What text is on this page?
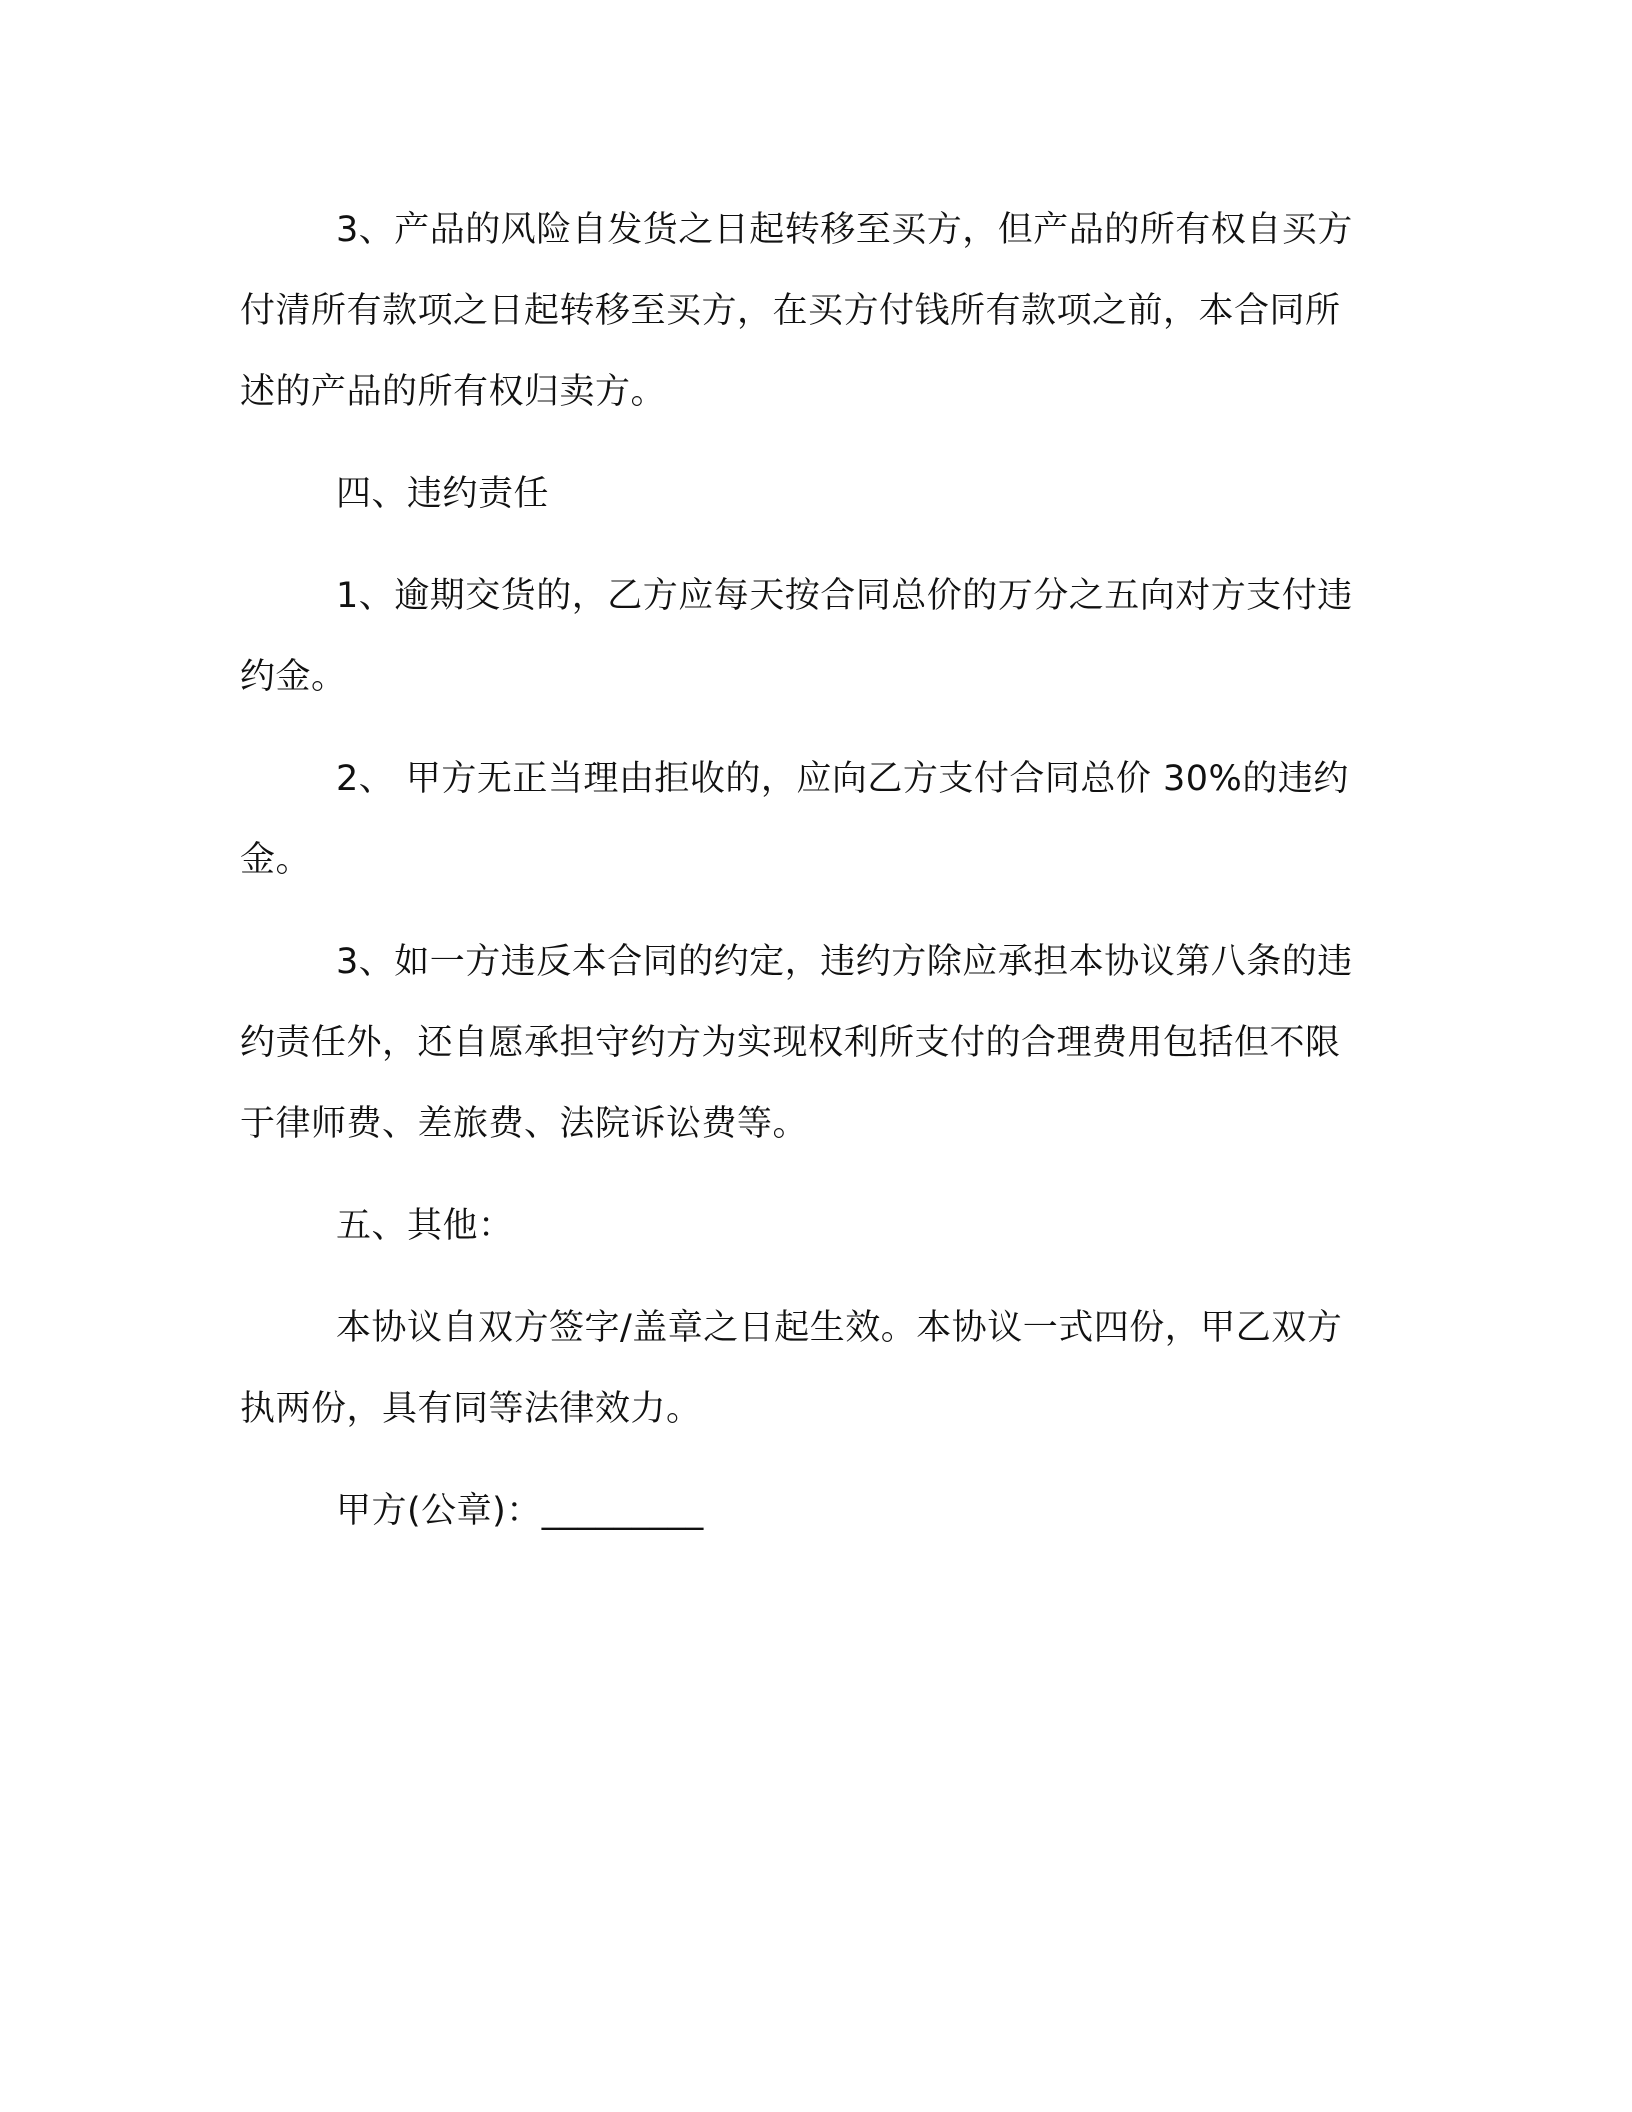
3、产品的风险自发货之日起转移至买方，但产品的所有权自买方付清所有款项之日起转移至买方，在买方付钱所有款项之前，本合同所述的产品的所有权归卖方。

四、违约责任

1、逾期交货的，乙方应每天按合同总价的万分之五向对方支付违约金。

2、 甲方无正当理由拒收的，应向乙方支付合同总价 30%的违约金。

3、如一方违反本合同的约定，违约方除应承担本协议第八条的违约责任外，还自愿承担守约方为实现权利所支付的合理费用包括但不限于律师费、差旅费、法院诉讼费等。

五、其他：

本协议自双方签字/盖章之日起生效。本协议一式四份，甲乙双方执两份，具有同等法律效力。

甲方(公章)：_________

^^^^^^^^^^^^^^^^

Repeat the full listing above exactly, with no pictures in the copy.

What text is on this page?
3、产品的风险自发货之日起转移至买方，但产品的所有权自买方付清所有款项之日起转移至买方，在买方付钱所有款项之前，本合同所述的产品的所有权归卖方。

四、违约责任

1、逾期交货的，乙方应每天按合同总价的万分之五向对方支付违约金。

2、 甲方无正当理由拒收的，应向乙方支付合同总价 30%的违约金。

3、如一方违反本合同的约定，违约方除应承担本协议第八条的违约责任外，还自愿承担守约方为实现权利所支付的合理费用包括但不限于律师费、差旅费、法院诉讼费等。

五、其他：

本协议自双方签字/盖章之日起生效。本协议一式四份，甲乙双方执两份，具有同等法律效力。

甲方(公章)：_________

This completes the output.